-- Directions --
Please write out the material that follows, exactly as it stands.

((

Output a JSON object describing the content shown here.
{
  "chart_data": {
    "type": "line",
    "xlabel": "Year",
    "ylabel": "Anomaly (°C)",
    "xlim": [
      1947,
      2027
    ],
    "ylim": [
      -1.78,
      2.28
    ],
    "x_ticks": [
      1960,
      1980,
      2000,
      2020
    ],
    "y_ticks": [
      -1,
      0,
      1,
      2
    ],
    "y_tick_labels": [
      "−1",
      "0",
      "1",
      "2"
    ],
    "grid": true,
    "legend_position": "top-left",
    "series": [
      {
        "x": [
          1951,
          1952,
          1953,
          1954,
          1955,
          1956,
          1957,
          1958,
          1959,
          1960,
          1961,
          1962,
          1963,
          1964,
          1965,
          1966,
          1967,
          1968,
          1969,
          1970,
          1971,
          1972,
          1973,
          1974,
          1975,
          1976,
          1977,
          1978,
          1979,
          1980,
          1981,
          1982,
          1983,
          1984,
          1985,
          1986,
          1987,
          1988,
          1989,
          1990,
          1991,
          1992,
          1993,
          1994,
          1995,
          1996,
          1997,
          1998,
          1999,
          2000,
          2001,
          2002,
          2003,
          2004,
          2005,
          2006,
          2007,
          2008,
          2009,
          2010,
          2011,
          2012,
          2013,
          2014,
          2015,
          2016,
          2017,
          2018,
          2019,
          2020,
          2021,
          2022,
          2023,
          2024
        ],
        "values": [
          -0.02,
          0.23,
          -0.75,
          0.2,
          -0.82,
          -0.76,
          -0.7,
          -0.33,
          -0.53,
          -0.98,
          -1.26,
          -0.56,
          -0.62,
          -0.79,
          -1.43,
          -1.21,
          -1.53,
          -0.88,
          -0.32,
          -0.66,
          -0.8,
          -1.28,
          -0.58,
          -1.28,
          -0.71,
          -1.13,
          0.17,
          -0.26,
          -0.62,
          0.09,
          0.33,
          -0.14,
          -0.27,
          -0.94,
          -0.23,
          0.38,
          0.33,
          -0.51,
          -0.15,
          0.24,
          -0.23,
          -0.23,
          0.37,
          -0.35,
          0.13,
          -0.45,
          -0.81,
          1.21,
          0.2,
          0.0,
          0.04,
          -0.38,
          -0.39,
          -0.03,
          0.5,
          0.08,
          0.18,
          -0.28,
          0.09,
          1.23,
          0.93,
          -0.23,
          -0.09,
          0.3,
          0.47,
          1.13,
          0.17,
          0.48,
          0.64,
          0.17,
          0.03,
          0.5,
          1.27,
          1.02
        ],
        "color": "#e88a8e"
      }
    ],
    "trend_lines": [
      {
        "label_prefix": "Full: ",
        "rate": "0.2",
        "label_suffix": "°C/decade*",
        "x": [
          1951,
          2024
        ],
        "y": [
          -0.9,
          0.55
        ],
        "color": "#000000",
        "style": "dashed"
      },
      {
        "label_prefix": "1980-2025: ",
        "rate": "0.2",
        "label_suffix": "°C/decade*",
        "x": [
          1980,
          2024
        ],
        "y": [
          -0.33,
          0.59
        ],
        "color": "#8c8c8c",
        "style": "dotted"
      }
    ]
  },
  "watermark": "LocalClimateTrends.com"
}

))

-- Response below --
Output a JSON object describing the content shown here.
{
  "chart_data": {
    "type": "line",
    "xlabel": "Year",
    "ylabel": "Anomaly (°C)",
    "xlim": [
      1947,
      2027
    ],
    "ylim": [
      -1.78,
      2.28
    ],
    "x_ticks": [
      1960,
      1980,
      2000,
      2020
    ],
    "y_ticks": [
      -1,
      0,
      1,
      2
    ],
    "y_tick_labels": [
      "−1",
      "0",
      "1",
      "2"
    ],
    "grid": true,
    "legend_position": "top-left",
    "series": [
      {
        "x": [
          1951,
          1952,
          1953,
          1954,
          1955,
          1956,
          1957,
          1958,
          1959,
          1960,
          1961,
          1962,
          1963,
          1964,
          1965,
          1966,
          1967,
          1968,
          1969,
          1970,
          1971,
          1972,
          1973,
          1974,
          1975,
          1976,
          1977,
          1978,
          1979,
          1980,
          1981,
          1982,
          1983,
          1984,
          1985,
          1986,
          1987,
          1988,
          1989,
          1990,
          1991,
          1992,
          1993,
          1994,
          1995,
          1996,
          1997,
          1998,
          1999,
          2000,
          2001,
          2002,
          2003,
          2004,
          2005,
          2006,
          2007,
          2008,
          2009,
          2010,
          2011,
          2012,
          2013,
          2014,
          2015,
          2016,
          2017,
          2018,
          2019,
          2020,
          2021,
          2022,
          2023,
          2024
        ],
        "values": [
          -0.02,
          0.23,
          -0.75,
          0.2,
          -0.82,
          -0.76,
          -0.7,
          -0.33,
          -0.53,
          -0.98,
          -1.26,
          -0.56,
          -0.62,
          -0.79,
          -1.43,
          -1.21,
          -1.53,
          -0.88,
          -0.32,
          -0.66,
          -0.8,
          -1.28,
          -0.58,
          -1.28,
          -0.71,
          -1.13,
          0.17,
          -0.26,
          -0.62,
          0.09,
          0.33,
          -0.14,
          -0.27,
          -0.94,
          -0.23,
          0.38,
          0.33,
          -0.51,
          -0.15,
          0.24,
          -0.23,
          -0.23,
          0.37,
          -0.35,
          0.13,
          -0.45,
          -0.81,
          1.21,
          0.2,
          0.0,
          0.04,
          -0.38,
          -0.39,
          -0.03,
          0.5,
          0.08,
          0.18,
          -0.28,
          0.09,
          1.23,
          0.93,
          -0.23,
          -0.09,
          0.3,
          0.47,
          1.13,
          0.17,
          0.48,
          0.64,
          0.17,
          0.03,
          0.5,
          1.27,
          1.02
        ],
        "color": "#e88a8e"
      }
    ],
    "trend_lines": [
      {
        "label_prefix": "Full: ",
        "rate": "0.2",
        "label_suffix": "°C/decade*",
        "x": [
          1951,
          2024
        ],
        "y": [
          -0.9,
          0.55
        ],
        "color": "#000000",
        "style": "dashed"
      },
      {
        "label_prefix": "1980-2025: ",
        "rate": "0.2",
        "label_suffix": "°C/decade*",
        "x": [
          1980,
          2024
        ],
        "y": [
          -0.33,
          0.59
        ],
        "color": "#8c8c8c",
        "style": "dotted"
      }
    ]
  },
  "watermark": "LocalClimateTrends.com"
}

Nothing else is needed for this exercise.